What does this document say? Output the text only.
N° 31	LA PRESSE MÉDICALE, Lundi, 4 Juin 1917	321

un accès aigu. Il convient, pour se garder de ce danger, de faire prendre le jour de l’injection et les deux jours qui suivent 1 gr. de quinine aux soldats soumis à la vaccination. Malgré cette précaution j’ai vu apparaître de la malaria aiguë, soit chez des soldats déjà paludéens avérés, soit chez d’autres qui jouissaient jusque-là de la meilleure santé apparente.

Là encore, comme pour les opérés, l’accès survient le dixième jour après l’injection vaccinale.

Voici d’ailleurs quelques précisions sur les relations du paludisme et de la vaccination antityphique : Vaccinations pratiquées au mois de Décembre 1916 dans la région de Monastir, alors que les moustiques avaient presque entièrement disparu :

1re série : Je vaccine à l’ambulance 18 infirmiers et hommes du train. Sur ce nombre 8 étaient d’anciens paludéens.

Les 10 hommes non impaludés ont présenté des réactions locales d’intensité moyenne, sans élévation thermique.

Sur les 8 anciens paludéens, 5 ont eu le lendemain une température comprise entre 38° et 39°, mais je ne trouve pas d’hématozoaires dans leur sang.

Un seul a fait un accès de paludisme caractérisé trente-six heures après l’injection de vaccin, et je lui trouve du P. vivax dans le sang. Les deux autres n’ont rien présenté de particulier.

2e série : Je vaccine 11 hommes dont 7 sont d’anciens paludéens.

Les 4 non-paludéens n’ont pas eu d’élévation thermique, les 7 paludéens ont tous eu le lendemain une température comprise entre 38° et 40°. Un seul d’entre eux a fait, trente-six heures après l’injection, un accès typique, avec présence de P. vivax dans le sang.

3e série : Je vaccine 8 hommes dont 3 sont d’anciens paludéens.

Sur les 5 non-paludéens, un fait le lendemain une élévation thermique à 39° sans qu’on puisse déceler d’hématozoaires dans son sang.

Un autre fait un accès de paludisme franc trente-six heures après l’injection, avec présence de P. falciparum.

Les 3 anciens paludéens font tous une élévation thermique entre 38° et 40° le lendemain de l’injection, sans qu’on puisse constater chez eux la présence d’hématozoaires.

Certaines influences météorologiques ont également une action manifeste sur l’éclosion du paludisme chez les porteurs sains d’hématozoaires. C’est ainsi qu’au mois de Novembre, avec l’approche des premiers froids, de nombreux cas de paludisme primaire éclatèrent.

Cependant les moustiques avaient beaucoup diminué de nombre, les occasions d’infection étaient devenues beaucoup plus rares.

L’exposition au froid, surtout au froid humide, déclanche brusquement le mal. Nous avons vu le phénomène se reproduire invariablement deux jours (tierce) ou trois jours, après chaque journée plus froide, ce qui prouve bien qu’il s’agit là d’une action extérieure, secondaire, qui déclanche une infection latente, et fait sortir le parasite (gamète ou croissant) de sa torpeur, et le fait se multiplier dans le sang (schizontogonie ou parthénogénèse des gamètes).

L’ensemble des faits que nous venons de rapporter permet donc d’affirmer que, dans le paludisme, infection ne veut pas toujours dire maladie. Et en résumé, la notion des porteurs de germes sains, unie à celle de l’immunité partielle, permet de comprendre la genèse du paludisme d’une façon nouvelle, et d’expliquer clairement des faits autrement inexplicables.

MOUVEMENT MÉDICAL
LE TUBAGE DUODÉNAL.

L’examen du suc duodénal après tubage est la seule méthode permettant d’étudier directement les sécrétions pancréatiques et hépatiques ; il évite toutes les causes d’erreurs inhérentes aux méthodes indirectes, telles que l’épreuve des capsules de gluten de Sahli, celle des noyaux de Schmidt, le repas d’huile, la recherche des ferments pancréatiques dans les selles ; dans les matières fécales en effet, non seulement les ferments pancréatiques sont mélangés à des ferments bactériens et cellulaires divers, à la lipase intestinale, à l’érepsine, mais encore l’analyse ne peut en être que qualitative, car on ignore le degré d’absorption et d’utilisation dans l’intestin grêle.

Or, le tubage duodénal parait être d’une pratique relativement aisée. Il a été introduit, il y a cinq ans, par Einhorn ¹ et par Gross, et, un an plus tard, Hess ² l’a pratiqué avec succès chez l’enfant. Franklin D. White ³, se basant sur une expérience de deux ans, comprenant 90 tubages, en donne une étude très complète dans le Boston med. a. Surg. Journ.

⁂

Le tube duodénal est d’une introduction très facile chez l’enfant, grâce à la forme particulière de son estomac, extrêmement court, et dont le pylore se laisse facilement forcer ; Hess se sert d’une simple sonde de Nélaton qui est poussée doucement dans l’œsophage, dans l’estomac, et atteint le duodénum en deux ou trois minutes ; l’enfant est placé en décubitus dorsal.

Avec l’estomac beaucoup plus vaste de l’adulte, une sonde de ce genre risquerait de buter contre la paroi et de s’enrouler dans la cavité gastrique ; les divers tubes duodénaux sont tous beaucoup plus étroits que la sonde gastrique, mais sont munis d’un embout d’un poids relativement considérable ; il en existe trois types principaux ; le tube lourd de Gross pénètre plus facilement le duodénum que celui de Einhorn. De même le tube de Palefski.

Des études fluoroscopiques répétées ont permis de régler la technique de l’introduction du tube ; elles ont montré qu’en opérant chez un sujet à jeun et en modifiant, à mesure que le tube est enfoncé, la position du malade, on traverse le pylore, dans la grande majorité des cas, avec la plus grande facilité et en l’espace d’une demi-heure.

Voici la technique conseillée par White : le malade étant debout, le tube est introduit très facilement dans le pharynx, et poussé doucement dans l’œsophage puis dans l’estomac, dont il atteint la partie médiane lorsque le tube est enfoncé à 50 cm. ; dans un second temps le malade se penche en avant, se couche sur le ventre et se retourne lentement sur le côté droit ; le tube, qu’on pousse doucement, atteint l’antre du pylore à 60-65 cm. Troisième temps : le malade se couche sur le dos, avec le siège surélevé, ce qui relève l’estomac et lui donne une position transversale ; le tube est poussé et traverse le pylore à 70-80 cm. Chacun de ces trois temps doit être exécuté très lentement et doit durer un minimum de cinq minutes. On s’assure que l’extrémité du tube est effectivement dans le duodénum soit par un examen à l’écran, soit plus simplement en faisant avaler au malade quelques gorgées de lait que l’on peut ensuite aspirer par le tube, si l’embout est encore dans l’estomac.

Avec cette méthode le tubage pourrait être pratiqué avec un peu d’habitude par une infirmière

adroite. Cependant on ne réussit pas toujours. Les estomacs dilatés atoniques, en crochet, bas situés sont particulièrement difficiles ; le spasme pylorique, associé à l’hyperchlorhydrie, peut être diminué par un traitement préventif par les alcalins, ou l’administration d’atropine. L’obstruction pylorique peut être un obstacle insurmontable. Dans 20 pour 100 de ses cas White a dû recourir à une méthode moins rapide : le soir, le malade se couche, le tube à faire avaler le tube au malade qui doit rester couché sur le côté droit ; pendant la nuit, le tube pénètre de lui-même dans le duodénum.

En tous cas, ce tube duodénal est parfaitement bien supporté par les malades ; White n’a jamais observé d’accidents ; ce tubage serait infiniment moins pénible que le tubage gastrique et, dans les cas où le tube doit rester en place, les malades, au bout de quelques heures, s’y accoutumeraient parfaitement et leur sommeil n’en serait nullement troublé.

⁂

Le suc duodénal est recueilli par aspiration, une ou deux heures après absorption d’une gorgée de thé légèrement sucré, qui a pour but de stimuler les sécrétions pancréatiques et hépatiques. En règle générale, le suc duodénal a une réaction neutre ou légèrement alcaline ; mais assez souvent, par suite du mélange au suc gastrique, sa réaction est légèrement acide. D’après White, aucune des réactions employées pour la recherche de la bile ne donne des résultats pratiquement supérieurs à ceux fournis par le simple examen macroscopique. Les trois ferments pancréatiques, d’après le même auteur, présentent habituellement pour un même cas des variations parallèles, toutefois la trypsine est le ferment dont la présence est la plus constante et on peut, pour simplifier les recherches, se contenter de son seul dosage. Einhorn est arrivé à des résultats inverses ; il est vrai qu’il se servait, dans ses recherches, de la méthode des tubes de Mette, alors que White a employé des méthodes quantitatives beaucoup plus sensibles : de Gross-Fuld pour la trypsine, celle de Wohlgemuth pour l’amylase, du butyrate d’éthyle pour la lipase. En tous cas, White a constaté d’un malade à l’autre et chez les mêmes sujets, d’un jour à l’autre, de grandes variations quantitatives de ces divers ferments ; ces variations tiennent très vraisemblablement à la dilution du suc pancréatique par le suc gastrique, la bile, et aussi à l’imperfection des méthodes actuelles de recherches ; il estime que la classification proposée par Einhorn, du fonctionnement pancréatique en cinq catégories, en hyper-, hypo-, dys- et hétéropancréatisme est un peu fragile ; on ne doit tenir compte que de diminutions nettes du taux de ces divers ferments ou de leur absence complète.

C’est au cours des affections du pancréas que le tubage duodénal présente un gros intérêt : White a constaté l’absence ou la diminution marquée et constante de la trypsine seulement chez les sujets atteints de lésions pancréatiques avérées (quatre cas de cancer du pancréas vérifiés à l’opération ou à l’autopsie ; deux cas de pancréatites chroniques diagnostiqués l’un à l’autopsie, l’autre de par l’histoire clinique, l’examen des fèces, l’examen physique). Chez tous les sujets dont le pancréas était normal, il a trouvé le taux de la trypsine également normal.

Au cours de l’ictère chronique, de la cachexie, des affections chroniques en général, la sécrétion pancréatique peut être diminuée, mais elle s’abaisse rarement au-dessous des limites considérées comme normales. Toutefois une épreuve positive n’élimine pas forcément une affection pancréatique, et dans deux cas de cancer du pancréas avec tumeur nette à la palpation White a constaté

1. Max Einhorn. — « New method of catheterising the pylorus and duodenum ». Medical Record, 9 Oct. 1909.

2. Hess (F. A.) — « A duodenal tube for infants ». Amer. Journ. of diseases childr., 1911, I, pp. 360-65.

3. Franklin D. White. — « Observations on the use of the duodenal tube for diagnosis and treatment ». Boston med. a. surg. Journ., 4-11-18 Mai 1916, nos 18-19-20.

= WRITTEN INSTRUCTION =
From the entries above, select each line containing the string "étaient".

= EXERCISE ANSWER =
1re série : Je vaccine à l’ambulance 18 infirmiers et hommes du train. Sur ce nombre 8 étaient d’anciens paludéens.
Cependant les moustiques avaient beaucoup diminué de nombre, les occasions d’infection étaient devenues beaucoup plus rares.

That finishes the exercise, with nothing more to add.